What is being asked ::
Tell me how many lines hold "foot", please, using only the number.

----------------------------------------

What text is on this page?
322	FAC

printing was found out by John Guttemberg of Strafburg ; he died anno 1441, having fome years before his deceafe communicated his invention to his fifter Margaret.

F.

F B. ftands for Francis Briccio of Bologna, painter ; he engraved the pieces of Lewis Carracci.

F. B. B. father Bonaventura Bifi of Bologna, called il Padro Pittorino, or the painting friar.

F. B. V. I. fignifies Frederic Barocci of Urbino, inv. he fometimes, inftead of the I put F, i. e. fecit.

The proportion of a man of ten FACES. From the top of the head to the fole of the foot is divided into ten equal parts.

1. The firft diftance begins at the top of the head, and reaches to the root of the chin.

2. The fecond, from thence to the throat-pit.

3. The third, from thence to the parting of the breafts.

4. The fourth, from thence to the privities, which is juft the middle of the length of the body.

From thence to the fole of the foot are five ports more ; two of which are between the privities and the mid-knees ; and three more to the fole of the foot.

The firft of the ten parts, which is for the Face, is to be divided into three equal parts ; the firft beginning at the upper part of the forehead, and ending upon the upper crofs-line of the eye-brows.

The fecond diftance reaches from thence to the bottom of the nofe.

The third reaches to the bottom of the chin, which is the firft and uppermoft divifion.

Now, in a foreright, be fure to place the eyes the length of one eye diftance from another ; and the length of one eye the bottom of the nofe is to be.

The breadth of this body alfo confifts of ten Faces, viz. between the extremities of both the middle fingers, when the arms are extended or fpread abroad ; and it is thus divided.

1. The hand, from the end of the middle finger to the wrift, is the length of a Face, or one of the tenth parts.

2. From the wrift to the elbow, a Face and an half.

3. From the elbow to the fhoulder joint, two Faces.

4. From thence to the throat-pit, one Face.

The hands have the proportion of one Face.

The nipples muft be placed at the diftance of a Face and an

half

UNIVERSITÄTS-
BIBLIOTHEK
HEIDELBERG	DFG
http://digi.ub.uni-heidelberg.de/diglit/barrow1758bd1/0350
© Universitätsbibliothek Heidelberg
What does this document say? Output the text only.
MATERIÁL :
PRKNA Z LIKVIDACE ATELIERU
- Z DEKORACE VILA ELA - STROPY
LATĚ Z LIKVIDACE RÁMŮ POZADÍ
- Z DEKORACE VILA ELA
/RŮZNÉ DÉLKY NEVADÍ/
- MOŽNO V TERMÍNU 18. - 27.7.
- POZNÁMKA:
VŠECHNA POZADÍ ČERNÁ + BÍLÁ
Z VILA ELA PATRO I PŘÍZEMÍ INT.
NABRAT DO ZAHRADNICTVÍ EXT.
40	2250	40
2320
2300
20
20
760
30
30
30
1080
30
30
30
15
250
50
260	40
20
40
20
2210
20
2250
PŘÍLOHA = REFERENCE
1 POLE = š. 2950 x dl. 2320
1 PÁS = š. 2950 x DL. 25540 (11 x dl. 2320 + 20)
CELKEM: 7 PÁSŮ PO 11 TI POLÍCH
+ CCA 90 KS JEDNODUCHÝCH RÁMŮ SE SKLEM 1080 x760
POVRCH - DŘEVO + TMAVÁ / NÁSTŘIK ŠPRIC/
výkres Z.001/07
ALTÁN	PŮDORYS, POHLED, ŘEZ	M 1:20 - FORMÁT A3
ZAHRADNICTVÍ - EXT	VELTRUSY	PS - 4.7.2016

----------------------------------------

Worked solution ::
2